■ **Exercise input**
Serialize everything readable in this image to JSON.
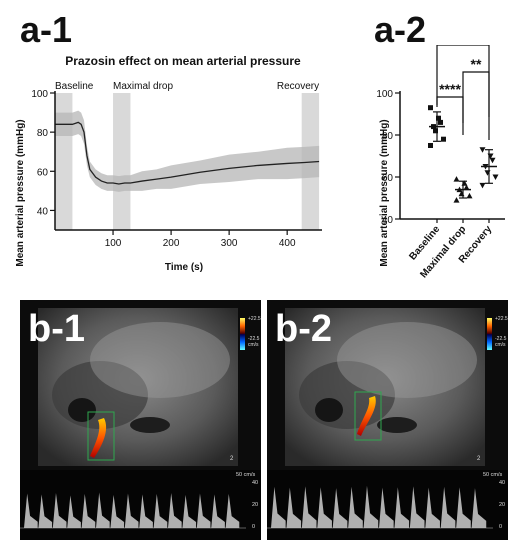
{
  "panels": {
    "a1_tag": "a-1",
    "a2_tag": "a-2",
    "b1_tag": "b-1",
    "b2_tag": "b-2"
  },
  "chart_data": [
    {
      "type": "line",
      "title": "Prazosin effect on mean arterial pressure",
      "xlabel": "Time (s)",
      "ylabel": "Mean arterial pressure (mmHg)",
      "xlim": [
        0,
        460
      ],
      "ylim": [
        30,
        100
      ],
      "x_ticks": [
        "100",
        "200",
        "300",
        "400"
      ],
      "y_ticks": [
        "40",
        "60",
        "80",
        "100"
      ],
      "phases": [
        {
          "label": "Baseline",
          "start": 0,
          "end": 30
        },
        {
          "label": "Maximal drop",
          "start": 100,
          "end": 130
        },
        {
          "label": "Recovery",
          "start": 425,
          "end": 455
        }
      ],
      "series": [
        {
          "x": [
            0,
            10,
            20,
            30,
            40,
            45,
            50,
            55,
            60,
            70,
            80,
            90,
            100,
            110,
            120,
            130,
            150,
            175,
            200,
            250,
            300,
            350,
            400,
            430,
            455
          ],
          "y": [
            84,
            84,
            84,
            84,
            85,
            84,
            80,
            68,
            61,
            57,
            55,
            54,
            54,
            53.5,
            54,
            54,
            55,
            56,
            57,
            59.5,
            61.5,
            63,
            64,
            64.5,
            65
          ],
          "error": [
            6,
            6,
            6,
            6,
            6,
            6,
            6,
            5,
            4,
            4,
            4,
            4,
            4,
            4,
            4,
            4,
            5,
            5,
            6,
            6,
            7,
            7,
            8,
            8,
            8
          ]
        }
      ]
    },
    {
      "type": "scatter",
      "ylabel": "Mean arterial pressure (mmHg)",
      "ylim": [
        40,
        100
      ],
      "y_ticks": [
        "40",
        "60",
        "80",
        "100"
      ],
      "categories": [
        "Baseline",
        "Maximal drop",
        "Recovery"
      ],
      "means": [
        84,
        54,
        65
      ],
      "sd": [
        7,
        4,
        8
      ],
      "points": [
        [
          93,
          88,
          86,
          84,
          82,
          78,
          75
        ],
        [
          59,
          57,
          55,
          54,
          52,
          51,
          49
        ],
        [
          73,
          70,
          68,
          65,
          62,
          60,
          56
        ]
      ],
      "significance": [
        {
          "from": 0,
          "to": 2,
          "label": "**"
        },
        {
          "from": 1,
          "to": 2,
          "label": "**"
        },
        {
          "from": 0,
          "to": 1,
          "label": "****"
        }
      ]
    }
  ],
  "ultrasound": [
    {
      "scale_top": "+22.5",
      "scale_bottom": "-22.5",
      "scale_unit": "cm/s",
      "speed_label": "50 cm/s",
      "depth_label": "2",
      "doppler_ticks": [
        "40",
        "20",
        "0"
      ],
      "depth_ticks": [
        "0",
        "1",
        "2"
      ],
      "beats": 15,
      "spectrum_heights": [
        0.72,
        0.7,
        0.73,
        0.68,
        0.71,
        0.74,
        0.69,
        0.72,
        0.7,
        0.71,
        0.73,
        0.69,
        0.72,
        0.7,
        0.71
      ]
    },
    {
      "scale_top": "+22.5",
      "scale_bottom": "-22.5",
      "scale_unit": "cm/s",
      "speed_label": "50 cm/s",
      "depth_label": "2",
      "doppler_ticks": [
        "40",
        "20",
        "0"
      ],
      "depth_ticks": [
        "0",
        "1",
        "2"
      ],
      "beats": 14,
      "spectrum_heights": [
        0.86,
        0.84,
        0.87,
        0.85,
        0.83,
        0.86,
        0.88,
        0.84,
        0.85,
        0.87,
        0.84,
        0.86,
        0.85,
        0.83
      ]
    }
  ]
}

■ **Exercise instructions**
Leave the pictures out and reproduce all of the records exactly.

■ **The output**
Serialize everything readable in this image to JSON.
{
  "panels": {
    "a1_tag": "a-1",
    "a2_tag": "a-2",
    "b1_tag": "b-1",
    "b2_tag": "b-2"
  },
  "chart_data": [
    {
      "type": "line",
      "title": "Prazosin effect on mean arterial pressure",
      "xlabel": "Time (s)",
      "ylabel": "Mean arterial pressure (mmHg)",
      "xlim": [
        0,
        460
      ],
      "ylim": [
        30,
        100
      ],
      "x_ticks": [
        "100",
        "200",
        "300",
        "400"
      ],
      "y_ticks": [
        "40",
        "60",
        "80",
        "100"
      ],
      "phases": [
        {
          "label": "Baseline",
          "start": 0,
          "end": 30
        },
        {
          "label": "Maximal drop",
          "start": 100,
          "end": 130
        },
        {
          "label": "Recovery",
          "start": 425,
          "end": 455
        }
      ],
      "series": [
        {
          "x": [
            0,
            10,
            20,
            30,
            40,
            45,
            50,
            55,
            60,
            70,
            80,
            90,
            100,
            110,
            120,
            130,
            150,
            175,
            200,
            250,
            300,
            350,
            400,
            430,
            455
          ],
          "y": [
            84,
            84,
            84,
            84,
            85,
            84,
            80,
            68,
            61,
            57,
            55,
            54,
            54,
            53.5,
            54,
            54,
            55,
            56,
            57,
            59.5,
            61.5,
            63,
            64,
            64.5,
            65
          ],
          "error": [
            6,
            6,
            6,
            6,
            6,
            6,
            6,
            5,
            4,
            4,
            4,
            4,
            4,
            4,
            4,
            4,
            5,
            5,
            6,
            6,
            7,
            7,
            8,
            8,
            8
          ]
        }
      ]
    },
    {
      "type": "scatter",
      "ylabel": "Mean arterial pressure (mmHg)",
      "ylim": [
        40,
        100
      ],
      "y_ticks": [
        "40",
        "60",
        "80",
        "100"
      ],
      "categories": [
        "Baseline",
        "Maximal drop",
        "Recovery"
      ],
      "means": [
        84,
        54,
        65
      ],
      "sd": [
        7,
        4,
        8
      ],
      "points": [
        [
          93,
          88,
          86,
          84,
          82,
          78,
          75
        ],
        [
          59,
          57,
          55,
          54,
          52,
          51,
          49
        ],
        [
          73,
          70,
          68,
          65,
          62,
          60,
          56
        ]
      ],
      "significance": [
        {
          "from": 0,
          "to": 2,
          "label": "**"
        },
        {
          "from": 1,
          "to": 2,
          "label": "**"
        },
        {
          "from": 0,
          "to": 1,
          "label": "****"
        }
      ]
    }
  ],
  "ultrasound": [
    {
      "scale_top": "+22.5",
      "scale_bottom": "-22.5",
      "scale_unit": "cm/s",
      "speed_label": "50 cm/s",
      "depth_label": "2",
      "doppler_ticks": [
        "40",
        "20",
        "0"
      ],
      "depth_ticks": [
        "0",
        "1",
        "2"
      ],
      "beats": 15,
      "spectrum_heights": [
        0.72,
        0.7,
        0.73,
        0.68,
        0.71,
        0.74,
        0.69,
        0.72,
        0.7,
        0.71,
        0.73,
        0.69,
        0.72,
        0.7,
        0.71
      ]
    },
    {
      "scale_top": "+22.5",
      "scale_bottom": "-22.5",
      "scale_unit": "cm/s",
      "speed_label": "50 cm/s",
      "depth_label": "2",
      "doppler_ticks": [
        "40",
        "20",
        "0"
      ],
      "depth_ticks": [
        "0",
        "1",
        "2"
      ],
      "beats": 14,
      "spectrum_heights": [
        0.86,
        0.84,
        0.87,
        0.85,
        0.83,
        0.86,
        0.88,
        0.84,
        0.85,
        0.87,
        0.84,
        0.86,
        0.85,
        0.83
      ]
    }
  ]
}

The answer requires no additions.